---------- Records for processing

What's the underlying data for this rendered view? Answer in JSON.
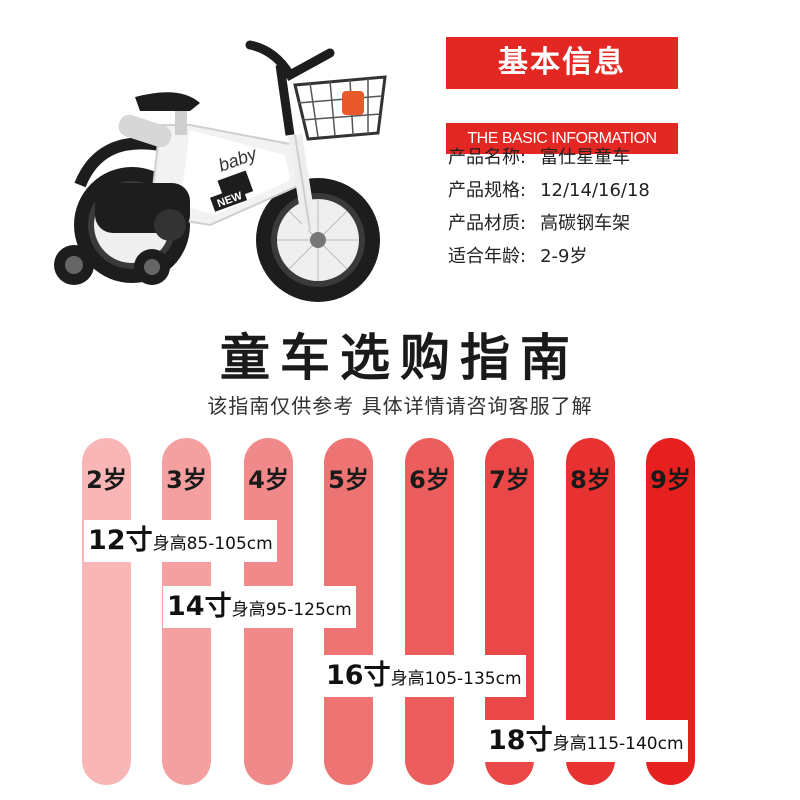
{
  "info": {
    "title": "基本信息",
    "subtitle": "THE BASIC INFORMATION",
    "rows": [
      {
        "key": "产品名称:",
        "value": "富仕星童车"
      },
      {
        "key": "产品规格:",
        "value": "12/14/16/18"
      },
      {
        "key": "产品材质:",
        "value": "高碳钢车架"
      },
      {
        "key": "适合年龄:",
        "value": "2-9岁"
      }
    ]
  },
  "bike": {
    "brand": "baby",
    "badge": "NEW",
    "frame_color": "#f2f2f2",
    "tire_color": "#1d1d1d",
    "accent_color": "#f0a020"
  },
  "guide": {
    "title": "童车选购指南",
    "subtitle": "该指南仅供参考 具体详情请咨询客服了解"
  },
  "ages": [
    {
      "label": "2岁",
      "color": "#f8b6b6"
    },
    {
      "label": "3岁",
      "color": "#f4a0a0"
    },
    {
      "label": "4岁",
      "color": "#f08a8a"
    },
    {
      "label": "5岁",
      "color": "#ee7474"
    },
    {
      "label": "6岁",
      "color": "#ec5e5e"
    },
    {
      "label": "7岁",
      "color": "#ea4848"
    },
    {
      "label": "8岁",
      "color": "#e83232"
    },
    {
      "label": "9岁",
      "color": "#e61f1f"
    }
  ],
  "sizes": [
    {
      "size": "12寸",
      "height": "身高85-105cm"
    },
    {
      "size": "14寸",
      "height": "身高95-125cm"
    },
    {
      "size": "16寸",
      "height": "身高105-135cm"
    },
    {
      "size": "18寸",
      "height": "身高115-140cm"
    }
  ]
}
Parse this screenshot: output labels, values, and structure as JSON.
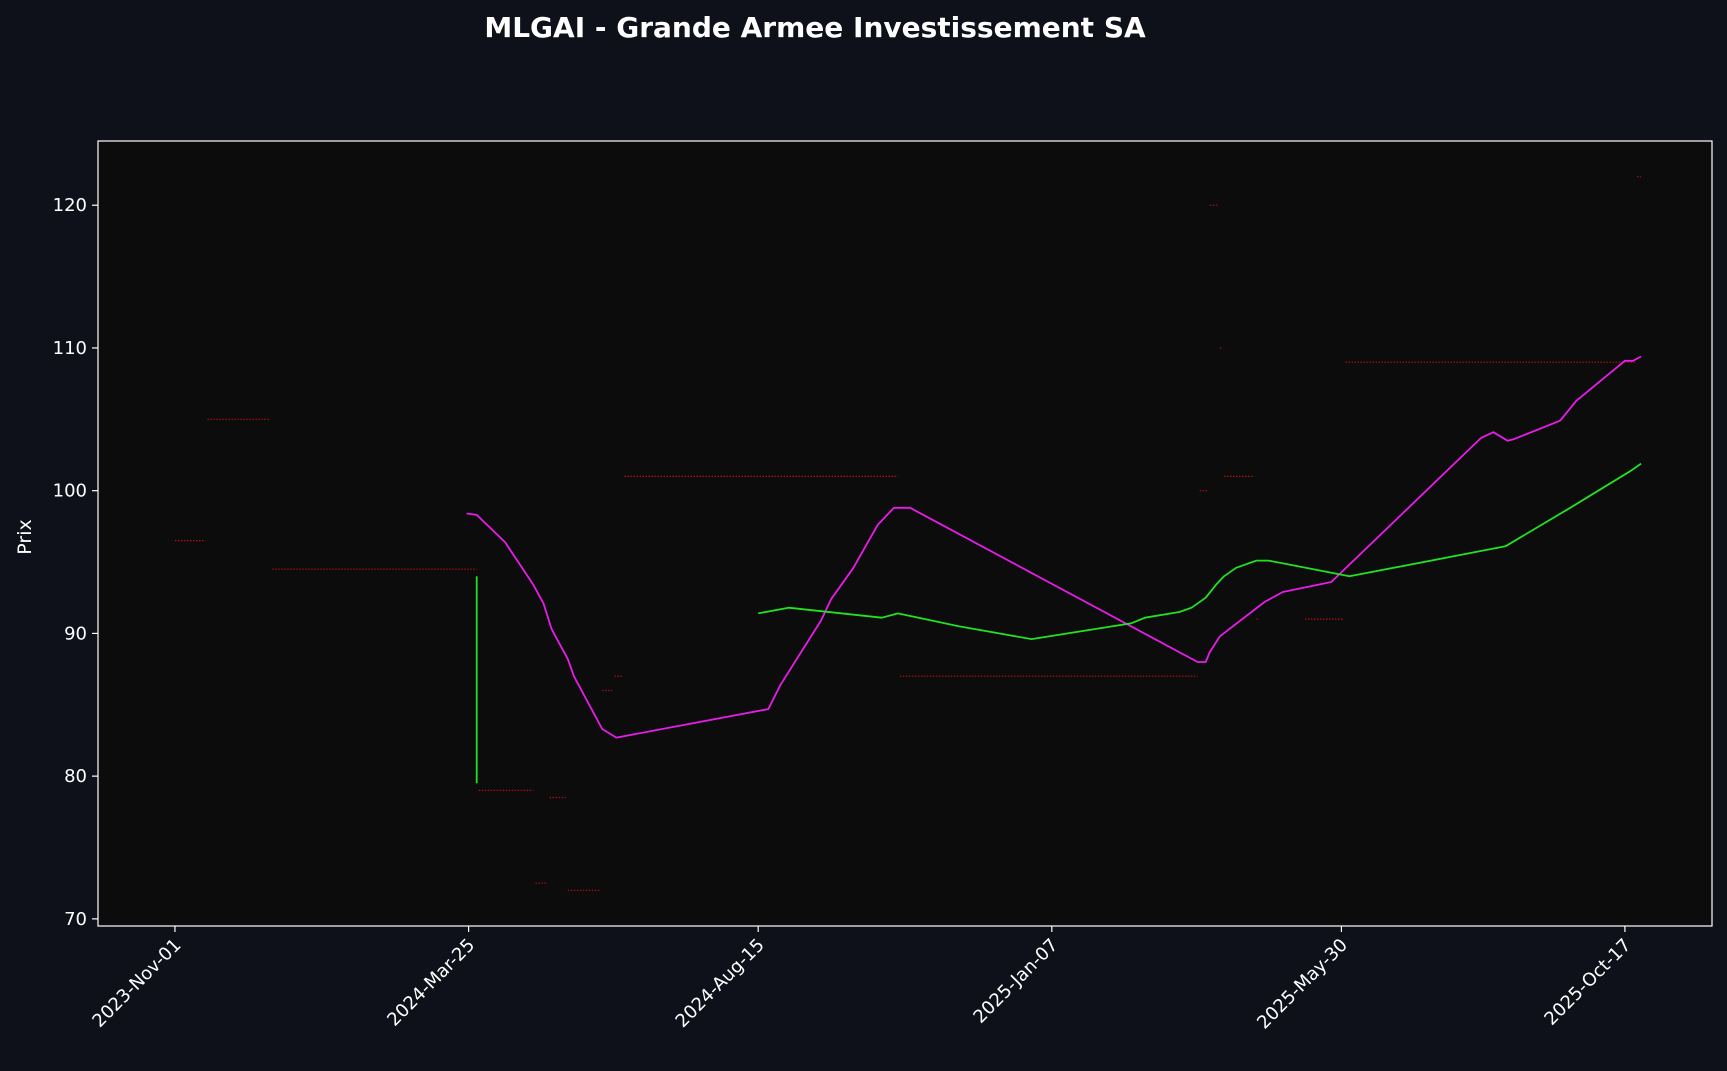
{
  "chart_data": {
    "type": "line",
    "title": "MLGAI - Grande Armee Investissement SA",
    "xlabel": "",
    "ylabel": "Prix",
    "x_ticks": [
      "2023-Nov-01",
      "2024-Mar-25",
      "2024-Aug-15",
      "2025-Jan-07",
      "2025-May-30",
      "2025-Oct-17"
    ],
    "y_ticks": [
      70,
      80,
      90,
      100,
      110,
      120
    ],
    "xlim": [
      "2023-Sep-24",
      "2025-Nov-29"
    ],
    "ylim": [
      69.5,
      124.5
    ],
    "grid": false,
    "legend": "none",
    "colors": {
      "background": "#0e111a",
      "plot_background": "#0c0c0c",
      "text": "#ffffff",
      "price_steps": "#b01010",
      "magenta_series": "#e81ce8",
      "green_series": "#22e022"
    },
    "series": [
      {
        "style": "step",
        "color": "#b01010",
        "points": [
          [
            "2023-Nov-01",
            96.5
          ],
          [
            "2023-Nov-16",
            96.5
          ],
          [
            "2023-Nov-17",
            105
          ],
          [
            "2023-Dec-18",
            105
          ],
          [
            "2023-Dec-19",
            94.5
          ],
          [
            "2024-Mar-29",
            94.5
          ],
          [
            "2024-Mar-30",
            79
          ],
          [
            "2024-Apr-26",
            79
          ],
          [
            "2024-Apr-27",
            72.5
          ],
          [
            "2024-May-03",
            72.5
          ],
          [
            "2024-May-04",
            78.5
          ],
          [
            "2024-May-12",
            78.5
          ],
          [
            "2024-May-13",
            72
          ],
          [
            "2024-May-29",
            72
          ],
          [
            "2024-May-30",
            86
          ],
          [
            "2024-Jun-04",
            86
          ],
          [
            "2024-Jun-05",
            87
          ],
          [
            "2024-Jun-09",
            87
          ],
          [
            "2024-Jun-10",
            101
          ],
          [
            "2024-Oct-23",
            101
          ],
          [
            "2024-Oct-24",
            87
          ],
          [
            "2025-Mar-20",
            87
          ],
          [
            "2025-Mar-21",
            100
          ],
          [
            "2025-Mar-25",
            100
          ],
          [
            "2025-Mar-26",
            120
          ],
          [
            "2025-Mar-30",
            120
          ],
          [
            "2025-Mar-31",
            110
          ],
          [
            "2025-Apr-01",
            110
          ],
          [
            "2025-Apr-02",
            101
          ],
          [
            "2025-Apr-17",
            101
          ],
          [
            "2025-Apr-18",
            91
          ],
          [
            "2025-Apr-19",
            91
          ],
          [
            "2025-May-12",
            91
          ],
          [
            "2025-May-31",
            91
          ],
          [
            "2025-Jun-01",
            109
          ],
          [
            "2025-Oct-22",
            109
          ],
          [
            "2025-Oct-23",
            122
          ],
          [
            "2025-Oct-25",
            122
          ]
        ]
      },
      {
        "style": "line",
        "color": "#e81ce8",
        "points": [
          [
            "2024-Mar-24",
            98.4
          ],
          [
            "2024-Mar-29",
            98.3
          ],
          [
            "2024-Apr-12",
            96.4
          ],
          [
            "2024-Apr-26",
            93.4
          ],
          [
            "2024-May-01",
            92.1
          ],
          [
            "2024-May-05",
            90.3
          ],
          [
            "2024-May-13",
            88.2
          ],
          [
            "2024-May-16",
            87
          ],
          [
            "2024-May-30",
            83.3
          ],
          [
            "2024-Jun-06",
            82.7
          ],
          [
            "2024-Aug-20",
            84.7
          ],
          [
            "2024-Aug-26",
            86.4
          ],
          [
            "2024-Sep-15",
            90.9
          ],
          [
            "2024-Sep-20",
            92.4
          ],
          [
            "2024-Oct-01",
            94.6
          ],
          [
            "2024-Oct-09",
            96.6
          ],
          [
            "2024-Oct-13",
            97.6
          ],
          [
            "2024-Oct-21",
            98.8
          ],
          [
            "2024-Oct-29",
            98.8
          ],
          [
            "2025-Mar-20",
            88
          ],
          [
            "2025-Mar-24",
            88
          ],
          [
            "2025-Mar-26",
            88.7
          ],
          [
            "2025-Mar-31",
            89.8
          ],
          [
            "2025-Apr-22",
            92.2
          ],
          [
            "2025-May-01",
            92.9
          ],
          [
            "2025-May-25",
            93.6
          ],
          [
            "2025-Aug-07",
            103.7
          ],
          [
            "2025-Aug-13",
            104.1
          ],
          [
            "2025-Aug-20",
            103.5
          ],
          [
            "2025-Aug-23",
            103.6
          ],
          [
            "2025-Sep-15",
            104.9
          ],
          [
            "2025-Sep-23",
            106.3
          ],
          [
            "2025-Oct-17",
            109.1
          ],
          [
            "2025-Oct-21",
            109.1
          ],
          [
            "2025-Oct-25",
            109.4
          ]
        ]
      },
      {
        "style": "line",
        "color": "#22e022",
        "points": [
          [
            "2024-Aug-15",
            91.4
          ],
          [
            "2024-Aug-30",
            91.8
          ],
          [
            "2024-Oct-15",
            91.1
          ],
          [
            "2024-Oct-23",
            91.4
          ],
          [
            "2024-Nov-22",
            90.5
          ],
          [
            "2024-Dec-28",
            89.6
          ],
          [
            "2025-Feb-15",
            90.7
          ],
          [
            "2025-Feb-22",
            91.1
          ],
          [
            "2025-Mar-11",
            91.5
          ],
          [
            "2025-Mar-17",
            91.8
          ],
          [
            "2025-Mar-24",
            92.5
          ],
          [
            "2025-Mar-29",
            93.4
          ],
          [
            "2025-Apr-02",
            94
          ],
          [
            "2025-Apr-08",
            94.6
          ],
          [
            "2025-Apr-18",
            95.1
          ],
          [
            "2025-Apr-24",
            95.1
          ],
          [
            "2025-May-05",
            94.8
          ],
          [
            "2025-Jun-03",
            94
          ],
          [
            "2025-Aug-19",
            96.1
          ],
          [
            "2025-Sep-20",
            98.8
          ],
          [
            "2025-Oct-20",
            101.4
          ],
          [
            "2025-Oct-25",
            101.9
          ]
        ]
      },
      {
        "style": "segment",
        "color": "#22e022",
        "points": [
          [
            "2024-Mar-29",
            94
          ],
          [
            "2024-Mar-29",
            79.5
          ]
        ]
      }
    ]
  }
}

--------------------

» **Set exercise**
Go through the material above and count the lines that contain "style"; give that number alone.

» **Solution for this problem**
4